▶ [SUPPLIED TEXT]:

○ ○ ○ ○ ○ ○ ○

Ronald Inglehart (University of Michigan; Higher School of Economics)

Modernization and the Decline of Violence: The Mass Basis of the “Democratic Peace”

Ronald Inglehart   is famous American political scientist. He was the President of World Value Survey Association in 1988 – 2013. He is also the winner of the 2011 Johan Skytte Prize in Political Science (together with Pippa Norris). Now he is Amy and Alan Lowenstein Professor in Democracy, Democratization and Human Rights at the University of Michigan and Professor at the Higher School of Economics, and also the Scientific Supervisor of the LCSR. 

Abstract: Although violence remains widespread, the world is experiencing a long-term decline in the use of violence, from domestic murder to inter-state war. Three possible explanations have been advanced.  The Democratic Peace thesis argues that the decline in inter-state violence results from the diffusion of democracy; the Modernization thesis suggests that economic development-- particularly the rise of the knowledge society-- pacifies inter-human relations by shifting the basis of wealth and power from land and coercion to knowledge and creativity; while the Globalization thesis suggests that growing interdependence raises the costs of violence relative to its benefits. Supplementing all three interpretations, this article points to a pervasive mass-level cultural change that is making violence less acceptable— and, more specifically, is bringing a decline in people’s willingness to fight for their country. Analyzing cross-sectional, longitudinal, and multi-level evidence from the World Values Surveys, we argue that rising existential security brings growing tolerance of outgroups and a diminishing willingness to fight for one’s country-- providing an increasingly solid mass basis for international peace.

○ ○ ○ ○ ○ ○ ○

▶ [GOAL 1]:
Copy the rows word for word, starting with the first row and stopping after the row that contains "header-divider — [746, 71, 747, 101]".

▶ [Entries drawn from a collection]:
○ ○ ○ ○ ○ ○ ○

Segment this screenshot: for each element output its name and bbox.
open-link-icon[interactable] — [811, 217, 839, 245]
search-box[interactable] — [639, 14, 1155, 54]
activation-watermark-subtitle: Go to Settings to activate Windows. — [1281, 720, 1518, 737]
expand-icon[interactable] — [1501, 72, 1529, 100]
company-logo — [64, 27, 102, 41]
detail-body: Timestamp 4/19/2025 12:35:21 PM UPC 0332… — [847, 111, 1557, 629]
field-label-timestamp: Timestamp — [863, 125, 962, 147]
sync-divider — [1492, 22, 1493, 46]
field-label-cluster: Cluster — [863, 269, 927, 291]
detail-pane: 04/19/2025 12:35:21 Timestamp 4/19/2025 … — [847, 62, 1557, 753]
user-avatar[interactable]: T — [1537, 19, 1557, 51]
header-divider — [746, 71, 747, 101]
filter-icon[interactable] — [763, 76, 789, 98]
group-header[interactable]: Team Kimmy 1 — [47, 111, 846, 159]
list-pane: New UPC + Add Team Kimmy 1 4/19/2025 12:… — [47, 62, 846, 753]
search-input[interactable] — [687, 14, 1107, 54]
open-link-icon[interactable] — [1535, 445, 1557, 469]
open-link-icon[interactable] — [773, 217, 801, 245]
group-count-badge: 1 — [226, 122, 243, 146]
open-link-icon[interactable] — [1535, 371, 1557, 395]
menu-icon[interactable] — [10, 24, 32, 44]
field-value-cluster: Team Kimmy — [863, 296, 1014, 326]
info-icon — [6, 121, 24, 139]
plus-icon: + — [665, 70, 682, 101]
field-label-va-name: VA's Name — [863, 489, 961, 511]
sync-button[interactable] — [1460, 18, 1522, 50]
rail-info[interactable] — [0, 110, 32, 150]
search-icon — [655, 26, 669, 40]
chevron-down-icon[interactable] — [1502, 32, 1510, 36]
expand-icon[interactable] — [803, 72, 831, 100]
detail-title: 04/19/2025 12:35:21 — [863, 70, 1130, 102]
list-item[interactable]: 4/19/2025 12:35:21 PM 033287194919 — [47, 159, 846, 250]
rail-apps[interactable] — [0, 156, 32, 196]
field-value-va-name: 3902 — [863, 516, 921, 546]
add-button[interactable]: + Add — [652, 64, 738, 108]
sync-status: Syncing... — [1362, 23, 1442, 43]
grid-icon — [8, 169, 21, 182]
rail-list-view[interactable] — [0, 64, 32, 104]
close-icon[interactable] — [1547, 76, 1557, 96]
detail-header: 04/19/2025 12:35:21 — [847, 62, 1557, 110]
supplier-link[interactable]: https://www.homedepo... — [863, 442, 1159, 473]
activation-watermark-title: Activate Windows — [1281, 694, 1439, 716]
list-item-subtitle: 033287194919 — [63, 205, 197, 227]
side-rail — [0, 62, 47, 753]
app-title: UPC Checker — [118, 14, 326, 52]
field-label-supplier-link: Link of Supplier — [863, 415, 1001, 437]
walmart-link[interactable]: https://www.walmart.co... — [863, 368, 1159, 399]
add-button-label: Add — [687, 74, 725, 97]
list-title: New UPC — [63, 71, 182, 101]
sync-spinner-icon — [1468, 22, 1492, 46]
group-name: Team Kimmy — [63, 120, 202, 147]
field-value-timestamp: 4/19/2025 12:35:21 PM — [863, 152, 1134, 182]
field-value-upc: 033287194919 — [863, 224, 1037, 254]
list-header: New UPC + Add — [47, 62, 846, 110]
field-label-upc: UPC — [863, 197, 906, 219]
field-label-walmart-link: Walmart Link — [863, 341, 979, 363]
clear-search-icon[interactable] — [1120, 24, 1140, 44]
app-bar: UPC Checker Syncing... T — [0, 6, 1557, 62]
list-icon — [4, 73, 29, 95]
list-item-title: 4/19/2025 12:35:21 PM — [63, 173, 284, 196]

○ ○ ○ ○ ○ ○ ○

▶ [GOAL 2]:
Answer these from the piece on modernization and the decline of violence:
(a) During which years was Ronald Inglehart President of the World Value Survey Association?
(b) Who shared the 2011 Johan Skytte Prize in Political Science with him?
(c) According to the Globalization thesis, what does growing interdependence raise?

▶ [TASK OUTPUT 1]:
Segment this screenshot: for each element output its name and bbox.
open-link-icon[interactable] — [811, 217, 839, 245]
search-box[interactable] — [639, 14, 1155, 54]
activation-watermark-subtitle: Go to Settings to activate Windows. — [1281, 720, 1518, 737]
expand-icon[interactable] — [1501, 72, 1529, 100]
company-logo — [64, 27, 102, 41]
detail-body: Timestamp 4/19/2025 12:35:21 PM UPC 0332… — [847, 111, 1557, 629]
field-label-timestamp: Timestamp — [863, 125, 962, 147]
sync-divider — [1492, 22, 1493, 46]
field-label-cluster: Cluster — [863, 269, 927, 291]
detail-pane: 04/19/2025 12:35:21 Timestamp 4/19/2025 … — [847, 62, 1557, 753]
user-avatar[interactable]: T — [1537, 19, 1557, 51]
header-divider — [746, 71, 747, 101]

▶ [TASK OUTPUT 2]:
(a) 1988 to 2013
(b) Pippa Norris
(c) The costs of violence relative to its benefits